§ EXERCISE TASK
In the listing below, locate the line containing "Convert this chart"; reproduce that line and all lines that follow it, unchanged.

(Figure contents as structured data)
++++++++

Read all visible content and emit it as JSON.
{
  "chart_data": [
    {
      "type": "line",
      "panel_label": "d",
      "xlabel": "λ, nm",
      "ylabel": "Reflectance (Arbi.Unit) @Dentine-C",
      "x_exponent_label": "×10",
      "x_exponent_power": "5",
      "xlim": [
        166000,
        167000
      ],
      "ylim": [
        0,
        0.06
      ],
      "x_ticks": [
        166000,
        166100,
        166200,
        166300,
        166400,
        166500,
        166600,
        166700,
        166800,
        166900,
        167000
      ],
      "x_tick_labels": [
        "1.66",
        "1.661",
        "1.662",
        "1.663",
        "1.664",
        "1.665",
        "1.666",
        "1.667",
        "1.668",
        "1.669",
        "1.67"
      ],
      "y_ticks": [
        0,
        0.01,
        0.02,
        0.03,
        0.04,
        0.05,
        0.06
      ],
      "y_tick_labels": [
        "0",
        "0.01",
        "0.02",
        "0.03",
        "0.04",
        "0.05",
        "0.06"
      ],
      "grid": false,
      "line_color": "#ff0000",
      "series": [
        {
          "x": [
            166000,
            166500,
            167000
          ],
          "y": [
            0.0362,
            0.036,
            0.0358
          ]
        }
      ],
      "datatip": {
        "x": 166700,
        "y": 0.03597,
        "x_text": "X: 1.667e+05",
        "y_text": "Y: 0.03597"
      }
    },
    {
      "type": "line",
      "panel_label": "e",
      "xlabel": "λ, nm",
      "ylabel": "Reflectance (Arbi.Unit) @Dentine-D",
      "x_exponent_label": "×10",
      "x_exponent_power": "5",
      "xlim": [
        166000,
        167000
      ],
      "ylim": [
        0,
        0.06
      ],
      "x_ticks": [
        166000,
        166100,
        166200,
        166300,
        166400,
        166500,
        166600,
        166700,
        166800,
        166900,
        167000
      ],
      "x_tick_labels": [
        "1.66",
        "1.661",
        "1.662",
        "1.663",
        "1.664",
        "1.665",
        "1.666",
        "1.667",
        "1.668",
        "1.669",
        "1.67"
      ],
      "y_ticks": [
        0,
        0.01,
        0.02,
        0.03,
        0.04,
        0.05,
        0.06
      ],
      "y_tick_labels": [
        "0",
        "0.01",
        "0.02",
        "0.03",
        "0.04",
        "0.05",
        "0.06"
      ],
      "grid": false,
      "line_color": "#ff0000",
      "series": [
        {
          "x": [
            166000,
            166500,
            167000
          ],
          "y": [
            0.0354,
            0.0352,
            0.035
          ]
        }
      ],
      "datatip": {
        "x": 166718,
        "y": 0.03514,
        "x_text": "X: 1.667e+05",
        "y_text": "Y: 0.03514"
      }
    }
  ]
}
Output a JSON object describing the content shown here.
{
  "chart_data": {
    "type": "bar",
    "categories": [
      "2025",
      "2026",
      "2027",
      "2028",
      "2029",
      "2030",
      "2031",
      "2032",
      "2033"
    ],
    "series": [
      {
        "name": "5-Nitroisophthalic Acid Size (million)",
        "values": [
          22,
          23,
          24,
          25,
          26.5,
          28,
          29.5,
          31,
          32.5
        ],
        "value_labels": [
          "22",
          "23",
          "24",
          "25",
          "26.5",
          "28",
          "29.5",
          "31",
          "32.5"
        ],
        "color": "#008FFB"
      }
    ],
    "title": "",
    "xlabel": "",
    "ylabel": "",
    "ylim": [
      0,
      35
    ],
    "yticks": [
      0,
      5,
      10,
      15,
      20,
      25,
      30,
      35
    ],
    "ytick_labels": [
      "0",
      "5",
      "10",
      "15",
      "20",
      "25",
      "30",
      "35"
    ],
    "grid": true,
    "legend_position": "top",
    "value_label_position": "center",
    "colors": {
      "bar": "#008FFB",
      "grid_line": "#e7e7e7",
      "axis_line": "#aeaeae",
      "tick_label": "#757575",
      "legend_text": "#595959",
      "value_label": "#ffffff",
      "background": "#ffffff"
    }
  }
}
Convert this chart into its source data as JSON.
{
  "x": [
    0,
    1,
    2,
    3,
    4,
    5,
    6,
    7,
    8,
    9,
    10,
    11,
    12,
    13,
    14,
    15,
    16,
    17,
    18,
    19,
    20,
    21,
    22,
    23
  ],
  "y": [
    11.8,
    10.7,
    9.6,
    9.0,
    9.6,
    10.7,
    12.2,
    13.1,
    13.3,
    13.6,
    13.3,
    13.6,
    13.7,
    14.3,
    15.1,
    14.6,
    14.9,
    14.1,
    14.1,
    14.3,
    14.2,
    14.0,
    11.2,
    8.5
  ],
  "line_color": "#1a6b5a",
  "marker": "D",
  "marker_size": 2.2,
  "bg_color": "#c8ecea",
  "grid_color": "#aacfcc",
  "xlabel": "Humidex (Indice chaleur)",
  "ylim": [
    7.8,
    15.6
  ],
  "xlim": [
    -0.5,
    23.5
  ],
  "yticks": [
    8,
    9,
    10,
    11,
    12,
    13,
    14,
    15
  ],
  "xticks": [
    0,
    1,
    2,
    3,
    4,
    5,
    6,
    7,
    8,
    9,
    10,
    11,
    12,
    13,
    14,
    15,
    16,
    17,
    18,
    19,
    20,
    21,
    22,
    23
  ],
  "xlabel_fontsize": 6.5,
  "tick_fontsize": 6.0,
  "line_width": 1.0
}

++++++++

§ PROBLEM SOLUTION
Convert this chart into its source data as JSON.
{
  "x": [
    0,
    1,
    2,
    3,
    4,
    5,
    6,
    7,
    8,
    9,
    10,
    11,
    12,
    13,
    14,
    15,
    16,
    17,
    18,
    19,
    20,
    21,
    22,
    23
  ],
  "y": [
    11.8,
    10.7,
    9.6,
    9.0,
    9.6,
    10.7,
    12.2,
    13.1,
    13.3,
    13.6,
    13.3,
    13.6,
    13.7,
    14.3,
    15.1,
    14.6,
    14.9,
    14.1,
    14.1,
    14.3,
    14.2,
    14.0,
    11.2,
    8.5
  ],
  "line_color": "#1a6b5a",
  "marker": "D",
  "marker_size": 2.2,
  "bg_color": "#c8ecea",
  "grid_color": "#aacfcc",
  "xlabel": "Humidex (Indice chaleur)",
  "ylim": [
    7.8,
    15.6
  ],
  "xlim": [
    -0.5,
    23.5
  ],
  "yticks": [
    8,
    9,
    10,
    11,
    12,
    13,
    14,
    15
  ],
  "xticks": [
    0,
    1,
    2,
    3,
    4,
    5,
    6,
    7,
    8,
    9,
    10,
    11,
    12,
    13,
    14,
    15,
    16,
    17,
    18,
    19,
    20,
    21,
    22,
    23
  ],
  "xlabel_fontsize": 6.5,
  "tick_fontsize": 6.0,
  "line_width": 1.0
}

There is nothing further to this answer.